▼
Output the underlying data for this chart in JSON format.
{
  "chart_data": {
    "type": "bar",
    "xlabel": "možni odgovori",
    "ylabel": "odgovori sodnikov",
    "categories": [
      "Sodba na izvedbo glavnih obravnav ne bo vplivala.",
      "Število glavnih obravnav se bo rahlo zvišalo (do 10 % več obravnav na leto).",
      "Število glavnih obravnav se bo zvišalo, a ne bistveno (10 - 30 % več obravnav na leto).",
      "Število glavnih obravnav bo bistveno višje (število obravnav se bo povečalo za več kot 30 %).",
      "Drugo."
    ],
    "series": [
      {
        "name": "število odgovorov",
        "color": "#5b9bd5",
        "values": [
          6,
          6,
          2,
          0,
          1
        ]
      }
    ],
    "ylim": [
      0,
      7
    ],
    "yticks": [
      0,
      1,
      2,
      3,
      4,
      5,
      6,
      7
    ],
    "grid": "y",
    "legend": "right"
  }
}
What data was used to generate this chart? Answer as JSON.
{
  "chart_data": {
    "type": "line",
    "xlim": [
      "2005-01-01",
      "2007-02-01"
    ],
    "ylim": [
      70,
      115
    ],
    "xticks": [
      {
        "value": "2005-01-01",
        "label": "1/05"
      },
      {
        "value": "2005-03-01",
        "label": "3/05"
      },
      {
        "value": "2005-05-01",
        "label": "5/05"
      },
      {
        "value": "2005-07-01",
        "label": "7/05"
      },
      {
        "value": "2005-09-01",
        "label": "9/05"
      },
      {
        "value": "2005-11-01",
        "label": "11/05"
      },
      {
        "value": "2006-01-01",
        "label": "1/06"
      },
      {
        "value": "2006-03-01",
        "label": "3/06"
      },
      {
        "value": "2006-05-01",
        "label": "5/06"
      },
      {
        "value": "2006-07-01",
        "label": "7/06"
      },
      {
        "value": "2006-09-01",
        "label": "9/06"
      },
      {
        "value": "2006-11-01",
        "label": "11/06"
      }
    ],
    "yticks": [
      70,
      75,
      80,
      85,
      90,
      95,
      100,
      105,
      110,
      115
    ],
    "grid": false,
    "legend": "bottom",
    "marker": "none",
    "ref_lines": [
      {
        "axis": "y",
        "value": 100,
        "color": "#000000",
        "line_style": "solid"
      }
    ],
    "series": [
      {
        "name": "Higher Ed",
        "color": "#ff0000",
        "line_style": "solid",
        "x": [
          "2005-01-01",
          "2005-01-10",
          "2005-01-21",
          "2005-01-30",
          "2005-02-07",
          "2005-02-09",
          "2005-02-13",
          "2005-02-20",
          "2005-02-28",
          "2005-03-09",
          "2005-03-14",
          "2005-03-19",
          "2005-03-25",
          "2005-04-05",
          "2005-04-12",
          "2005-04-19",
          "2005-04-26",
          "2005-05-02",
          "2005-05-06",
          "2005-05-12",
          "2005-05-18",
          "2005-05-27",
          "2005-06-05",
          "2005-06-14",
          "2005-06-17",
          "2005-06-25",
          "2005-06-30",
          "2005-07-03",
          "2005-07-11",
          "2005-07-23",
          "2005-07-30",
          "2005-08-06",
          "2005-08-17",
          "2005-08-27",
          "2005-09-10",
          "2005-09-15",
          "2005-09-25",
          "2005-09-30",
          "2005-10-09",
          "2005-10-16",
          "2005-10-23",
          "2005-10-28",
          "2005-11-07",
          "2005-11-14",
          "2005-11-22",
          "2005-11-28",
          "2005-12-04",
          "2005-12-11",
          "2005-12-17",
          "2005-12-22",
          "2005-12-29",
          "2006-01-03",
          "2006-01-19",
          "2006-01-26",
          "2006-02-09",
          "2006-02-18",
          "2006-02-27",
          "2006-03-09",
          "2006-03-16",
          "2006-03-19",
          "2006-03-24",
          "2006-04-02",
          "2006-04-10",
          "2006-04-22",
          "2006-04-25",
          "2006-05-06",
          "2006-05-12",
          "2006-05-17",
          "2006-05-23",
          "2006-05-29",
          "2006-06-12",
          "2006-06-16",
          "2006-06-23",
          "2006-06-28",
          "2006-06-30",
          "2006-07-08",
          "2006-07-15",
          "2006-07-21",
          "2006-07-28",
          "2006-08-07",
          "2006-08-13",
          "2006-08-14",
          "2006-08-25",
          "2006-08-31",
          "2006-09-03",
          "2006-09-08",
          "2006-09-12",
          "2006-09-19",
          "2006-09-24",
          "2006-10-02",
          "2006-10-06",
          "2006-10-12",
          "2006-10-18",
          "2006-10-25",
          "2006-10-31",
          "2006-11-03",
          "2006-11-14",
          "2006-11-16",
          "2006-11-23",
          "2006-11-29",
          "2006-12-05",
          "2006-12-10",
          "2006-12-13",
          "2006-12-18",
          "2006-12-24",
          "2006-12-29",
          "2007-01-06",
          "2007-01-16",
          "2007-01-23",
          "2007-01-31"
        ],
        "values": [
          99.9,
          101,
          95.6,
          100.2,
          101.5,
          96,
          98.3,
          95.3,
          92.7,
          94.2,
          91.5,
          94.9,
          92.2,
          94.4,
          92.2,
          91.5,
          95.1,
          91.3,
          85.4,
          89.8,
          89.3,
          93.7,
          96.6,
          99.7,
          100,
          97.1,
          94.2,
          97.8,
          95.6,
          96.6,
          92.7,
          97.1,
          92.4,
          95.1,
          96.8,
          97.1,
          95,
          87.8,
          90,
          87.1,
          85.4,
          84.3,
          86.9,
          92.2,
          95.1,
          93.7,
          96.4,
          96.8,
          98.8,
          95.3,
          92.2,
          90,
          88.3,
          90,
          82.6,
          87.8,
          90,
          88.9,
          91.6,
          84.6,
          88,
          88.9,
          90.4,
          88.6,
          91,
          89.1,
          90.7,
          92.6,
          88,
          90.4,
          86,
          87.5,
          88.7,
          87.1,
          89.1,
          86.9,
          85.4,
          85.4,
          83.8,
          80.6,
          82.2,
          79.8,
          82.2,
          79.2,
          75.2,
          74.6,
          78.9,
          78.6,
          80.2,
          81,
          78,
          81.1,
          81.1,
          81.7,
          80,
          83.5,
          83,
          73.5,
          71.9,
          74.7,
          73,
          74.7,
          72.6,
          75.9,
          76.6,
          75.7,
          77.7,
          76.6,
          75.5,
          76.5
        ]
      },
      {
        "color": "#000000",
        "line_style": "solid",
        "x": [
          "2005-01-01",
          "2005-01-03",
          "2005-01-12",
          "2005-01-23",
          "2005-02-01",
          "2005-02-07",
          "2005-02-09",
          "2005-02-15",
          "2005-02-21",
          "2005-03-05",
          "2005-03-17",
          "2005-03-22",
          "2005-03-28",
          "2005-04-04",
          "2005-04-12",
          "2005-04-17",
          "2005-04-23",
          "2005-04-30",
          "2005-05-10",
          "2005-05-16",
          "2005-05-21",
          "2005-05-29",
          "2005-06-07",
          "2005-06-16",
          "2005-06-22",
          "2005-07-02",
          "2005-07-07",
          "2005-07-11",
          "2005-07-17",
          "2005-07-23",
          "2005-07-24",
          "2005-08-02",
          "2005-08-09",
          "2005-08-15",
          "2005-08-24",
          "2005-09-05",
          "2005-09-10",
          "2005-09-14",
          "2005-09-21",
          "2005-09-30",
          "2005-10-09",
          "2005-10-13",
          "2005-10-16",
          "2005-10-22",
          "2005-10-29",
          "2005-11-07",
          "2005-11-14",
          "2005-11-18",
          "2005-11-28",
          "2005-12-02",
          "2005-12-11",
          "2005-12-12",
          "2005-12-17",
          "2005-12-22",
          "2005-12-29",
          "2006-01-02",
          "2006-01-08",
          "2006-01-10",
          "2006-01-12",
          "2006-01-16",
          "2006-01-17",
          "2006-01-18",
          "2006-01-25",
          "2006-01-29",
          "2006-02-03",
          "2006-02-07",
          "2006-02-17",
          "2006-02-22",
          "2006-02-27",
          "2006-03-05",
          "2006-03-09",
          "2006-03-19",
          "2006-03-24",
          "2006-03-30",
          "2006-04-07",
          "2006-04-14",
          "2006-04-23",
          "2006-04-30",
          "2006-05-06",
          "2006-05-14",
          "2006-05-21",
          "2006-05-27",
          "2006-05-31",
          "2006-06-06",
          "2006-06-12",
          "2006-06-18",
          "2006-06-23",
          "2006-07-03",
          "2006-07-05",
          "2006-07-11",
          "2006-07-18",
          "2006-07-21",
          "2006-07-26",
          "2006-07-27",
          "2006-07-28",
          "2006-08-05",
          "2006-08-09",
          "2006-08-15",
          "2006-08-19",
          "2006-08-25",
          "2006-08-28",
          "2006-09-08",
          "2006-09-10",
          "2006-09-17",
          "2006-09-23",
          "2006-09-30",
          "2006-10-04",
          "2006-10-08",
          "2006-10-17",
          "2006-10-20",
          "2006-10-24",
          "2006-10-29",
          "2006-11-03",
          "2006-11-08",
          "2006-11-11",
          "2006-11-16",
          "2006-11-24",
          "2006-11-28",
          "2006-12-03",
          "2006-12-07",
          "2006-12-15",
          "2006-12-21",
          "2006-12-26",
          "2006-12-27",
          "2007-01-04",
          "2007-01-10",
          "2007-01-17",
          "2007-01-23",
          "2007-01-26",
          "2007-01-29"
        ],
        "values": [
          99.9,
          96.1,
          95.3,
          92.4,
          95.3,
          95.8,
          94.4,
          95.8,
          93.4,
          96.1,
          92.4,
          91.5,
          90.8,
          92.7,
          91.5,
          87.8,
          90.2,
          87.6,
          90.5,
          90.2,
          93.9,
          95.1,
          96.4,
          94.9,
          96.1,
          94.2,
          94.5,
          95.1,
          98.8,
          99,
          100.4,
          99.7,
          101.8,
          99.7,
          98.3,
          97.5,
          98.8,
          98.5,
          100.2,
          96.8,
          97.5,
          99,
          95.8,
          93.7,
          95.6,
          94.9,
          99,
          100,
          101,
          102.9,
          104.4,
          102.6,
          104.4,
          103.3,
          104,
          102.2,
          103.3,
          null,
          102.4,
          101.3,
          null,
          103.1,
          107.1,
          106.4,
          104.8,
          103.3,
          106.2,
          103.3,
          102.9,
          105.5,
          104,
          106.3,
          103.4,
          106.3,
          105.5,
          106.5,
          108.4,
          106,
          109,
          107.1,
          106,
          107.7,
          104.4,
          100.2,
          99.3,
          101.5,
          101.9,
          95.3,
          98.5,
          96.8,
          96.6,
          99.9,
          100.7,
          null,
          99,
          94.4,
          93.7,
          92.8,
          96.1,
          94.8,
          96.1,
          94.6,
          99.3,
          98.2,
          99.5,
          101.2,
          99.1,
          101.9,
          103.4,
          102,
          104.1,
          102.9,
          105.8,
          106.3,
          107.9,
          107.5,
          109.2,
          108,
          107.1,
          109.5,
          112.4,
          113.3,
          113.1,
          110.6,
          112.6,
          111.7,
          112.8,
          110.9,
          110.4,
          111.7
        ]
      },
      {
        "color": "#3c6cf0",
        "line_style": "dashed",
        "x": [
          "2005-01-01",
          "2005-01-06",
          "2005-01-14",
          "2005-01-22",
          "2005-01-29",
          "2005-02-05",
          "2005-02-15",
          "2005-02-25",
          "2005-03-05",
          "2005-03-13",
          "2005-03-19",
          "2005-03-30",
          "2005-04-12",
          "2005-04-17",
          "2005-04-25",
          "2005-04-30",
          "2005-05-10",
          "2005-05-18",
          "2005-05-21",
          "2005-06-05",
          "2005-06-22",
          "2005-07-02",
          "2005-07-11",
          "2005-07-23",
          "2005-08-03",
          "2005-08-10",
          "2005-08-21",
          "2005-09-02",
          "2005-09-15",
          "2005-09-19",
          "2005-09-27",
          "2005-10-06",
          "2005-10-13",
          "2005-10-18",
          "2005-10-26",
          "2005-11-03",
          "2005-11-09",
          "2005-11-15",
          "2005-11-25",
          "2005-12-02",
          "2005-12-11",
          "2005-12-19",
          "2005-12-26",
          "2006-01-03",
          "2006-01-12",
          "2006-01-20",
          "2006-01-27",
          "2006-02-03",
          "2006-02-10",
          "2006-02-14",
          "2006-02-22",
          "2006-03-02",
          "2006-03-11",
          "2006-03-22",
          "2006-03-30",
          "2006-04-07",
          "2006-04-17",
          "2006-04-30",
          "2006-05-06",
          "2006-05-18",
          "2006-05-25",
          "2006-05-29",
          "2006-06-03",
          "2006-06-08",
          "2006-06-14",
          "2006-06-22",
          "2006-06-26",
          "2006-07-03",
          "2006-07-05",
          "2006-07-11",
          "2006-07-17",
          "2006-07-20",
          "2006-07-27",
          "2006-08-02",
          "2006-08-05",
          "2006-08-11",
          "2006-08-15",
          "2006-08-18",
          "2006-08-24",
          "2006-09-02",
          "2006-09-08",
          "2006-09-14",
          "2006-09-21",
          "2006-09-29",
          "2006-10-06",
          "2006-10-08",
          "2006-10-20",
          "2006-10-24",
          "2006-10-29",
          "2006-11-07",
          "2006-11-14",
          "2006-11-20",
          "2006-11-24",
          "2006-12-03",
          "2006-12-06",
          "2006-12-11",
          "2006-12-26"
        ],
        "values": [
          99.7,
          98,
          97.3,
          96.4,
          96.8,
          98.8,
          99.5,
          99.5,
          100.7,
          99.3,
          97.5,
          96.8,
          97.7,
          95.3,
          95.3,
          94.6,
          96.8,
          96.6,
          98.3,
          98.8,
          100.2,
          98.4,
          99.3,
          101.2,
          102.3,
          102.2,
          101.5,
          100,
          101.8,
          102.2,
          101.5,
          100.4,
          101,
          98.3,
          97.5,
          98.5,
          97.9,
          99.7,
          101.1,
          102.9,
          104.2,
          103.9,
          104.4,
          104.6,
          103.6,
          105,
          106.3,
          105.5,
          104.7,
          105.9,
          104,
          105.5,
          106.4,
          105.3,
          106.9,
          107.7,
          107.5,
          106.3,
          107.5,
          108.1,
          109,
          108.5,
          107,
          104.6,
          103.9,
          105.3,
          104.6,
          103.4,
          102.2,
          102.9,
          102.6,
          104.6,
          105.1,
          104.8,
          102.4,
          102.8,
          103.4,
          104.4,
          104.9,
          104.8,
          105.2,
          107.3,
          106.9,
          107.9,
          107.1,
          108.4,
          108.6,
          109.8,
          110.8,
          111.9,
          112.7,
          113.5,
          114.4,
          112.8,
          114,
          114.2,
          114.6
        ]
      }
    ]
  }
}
▲
## Task statement
Scan the data for the word "leto" and copy every line where it shows up.

## Solution for this exercise
      "Število glavnih obravnav se bo rahlo zvišalo (do 10 % več obravnav na leto).",
      "Število glavnih obravnav se bo zvišalo, a ne bistveno (10 - 30 % več obravnav na leto).",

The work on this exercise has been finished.